:: MATERIAL ::
..............................
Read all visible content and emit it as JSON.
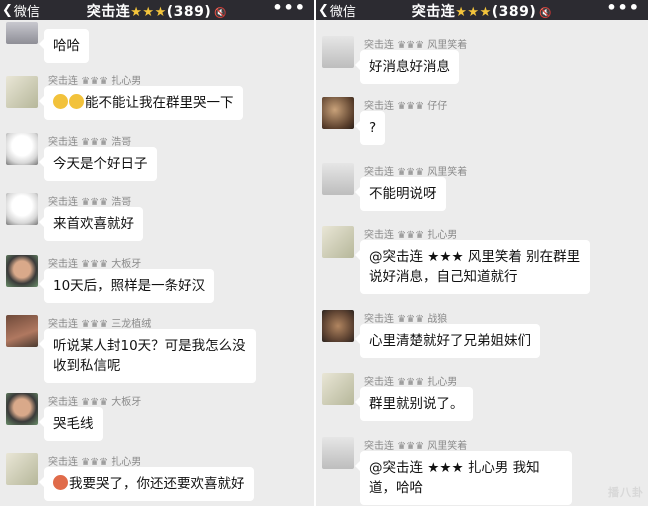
{
  "header": {
    "back_label": "微信",
    "group_name": "突击连",
    "stars": "★★★",
    "member_count": "(389)",
    "more": "•••"
  },
  "left_messages": [
    {
      "name": "",
      "text": "哈哈"
    },
    {
      "name": "突击连 ♛♛♛ 扎心男",
      "text": "能不能让我在群里哭一下"
    },
    {
      "name": "突击连 ♛♛♛ 浩哥",
      "text": "今天是个好日子"
    },
    {
      "name": "突击连 ♛♛♛ 浩哥",
      "text": "来首欢喜就好"
    },
    {
      "name": "突击连 ♛♛♛ 大板牙",
      "text": "10天后，照样是一条好汉"
    },
    {
      "name": "突击连 ♛♛♛ 三龙植绒",
      "text": "听说某人封10天？可是我怎么没收到私信呢"
    },
    {
      "name": "突击连 ♛♛♛ 大板牙",
      "text": "哭毛线"
    },
    {
      "name": "突击连 ♛♛♛ 扎心男",
      "text": "我要哭了，你还还要欢喜就好"
    }
  ],
  "right_messages": [
    {
      "name": "突击连 ♛♛♛ 风里笑着",
      "text": "好消息好消息"
    },
    {
      "name": "突击连 ♛♛♛ 仔仔",
      "text": "?"
    },
    {
      "name": "突击连 ♛♛♛ 风里笑着",
      "text": "不能明说呀"
    },
    {
      "name": "突击连 ♛♛♛ 扎心男",
      "text": "@突击连 ★★★ 风里笑着 别在群里说好消息，自己知道就行"
    },
    {
      "name": "突击连 ♛♛♛ 战狼",
      "text": "心里清楚就好了兄弟姐妹们"
    },
    {
      "name": "突击连 ♛♛♛ 扎心男",
      "text": "群里就别说了。"
    },
    {
      "name": "突击连 ♛♛♛ 风里笑着",
      "text": "@突击连 ★★★ 扎心男 我知道，哈哈"
    }
  ],
  "watermark": "播八卦"
}
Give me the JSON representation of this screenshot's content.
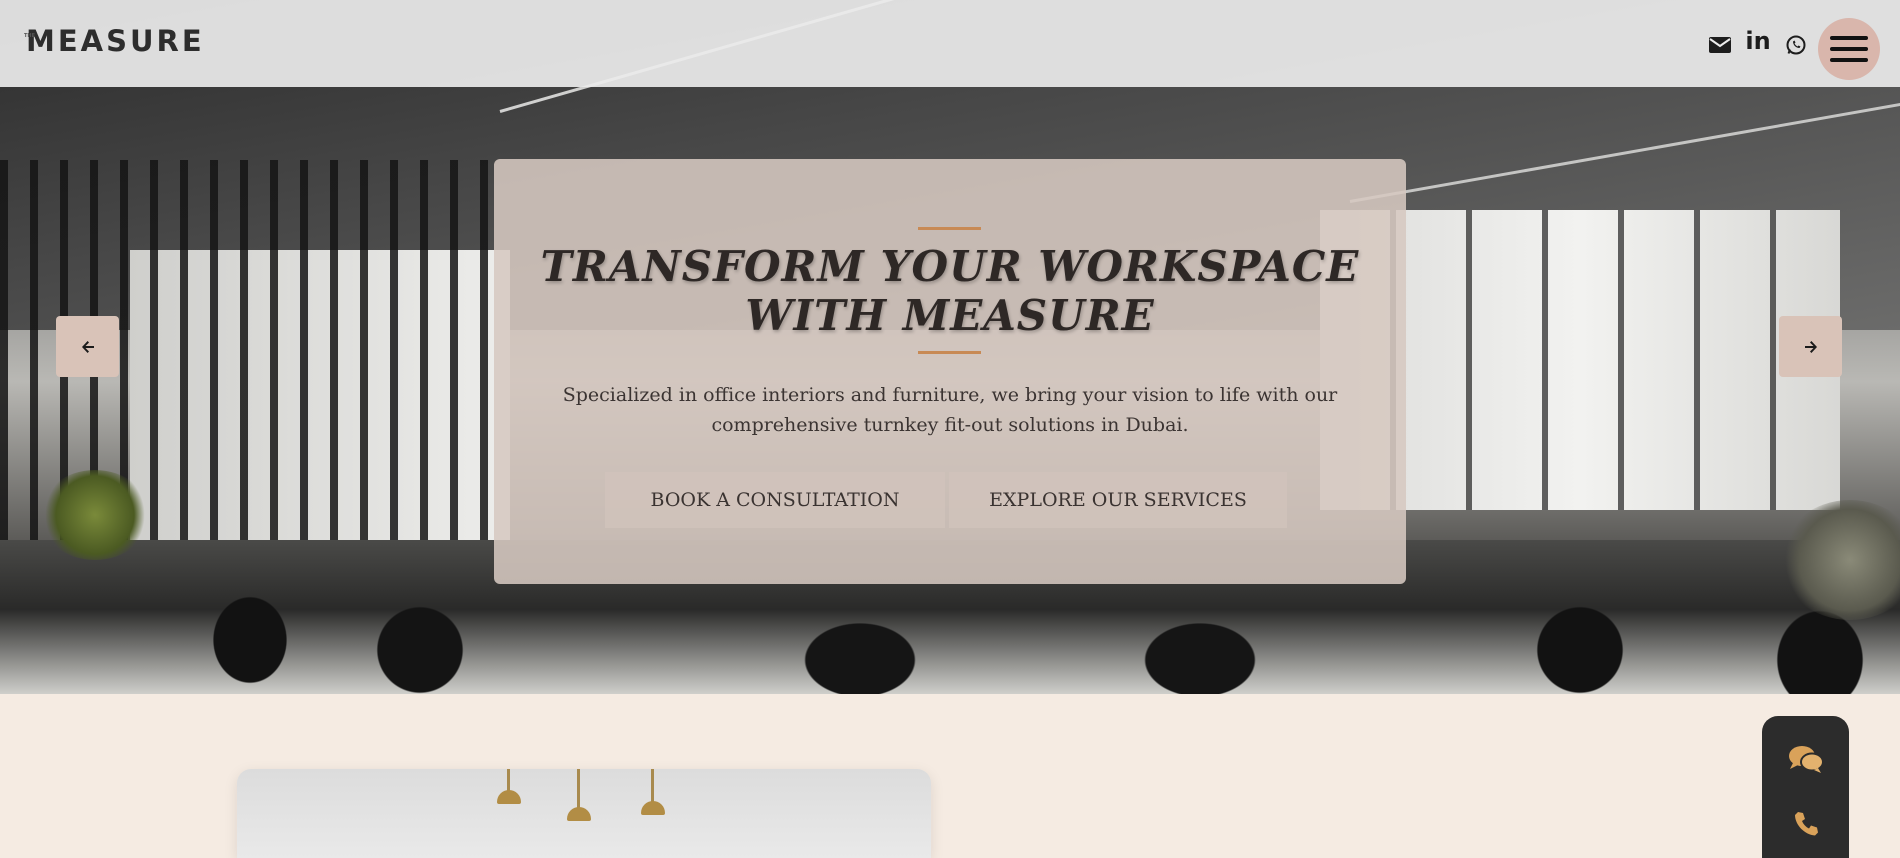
{
  "header": {
    "logo_small": "THE",
    "logo": "MEASURE",
    "social": [
      {
        "icon": "envelope-icon"
      },
      {
        "icon": "linkedin-icon",
        "glyph": "in"
      },
      {
        "icon": "whatsapp-icon"
      }
    ],
    "menu_icon": "hamburger-menu-icon"
  },
  "hero": {
    "title_line1": "TRANSFORM YOUR WORKSPACE",
    "title_line2": "WITH MEASURE",
    "description_line1": "Specialized in office interiors and furniture, we bring your vision to life with our",
    "description_line2": "comprehensive turnkey fit-out solutions in Dubai.",
    "primary_button": "BOOK A CONSULTATION",
    "secondary_button": "EXPLORE OUR SERVICES",
    "prev_icon": "arrow-left-icon",
    "next_icon": "arrow-right-icon"
  },
  "floating_contact": {
    "chat_icon": "chat-bubbles-icon",
    "phone_icon": "phone-icon"
  },
  "colors": {
    "accent": "#c88a55",
    "menu_bg": "#d9b6ac",
    "page_bg": "#f5ebe2",
    "float_bg": "#2c2c2c",
    "gold_icon": "#d9a25a"
  }
}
..............................
:: SHORT TASK ::
Copy every line of the material in which the word "JSON" occurs.

:: COMPLETED TASK ::
Read all visible content and emit it as JSON.
Give me the JSON representation of this screenshot's content.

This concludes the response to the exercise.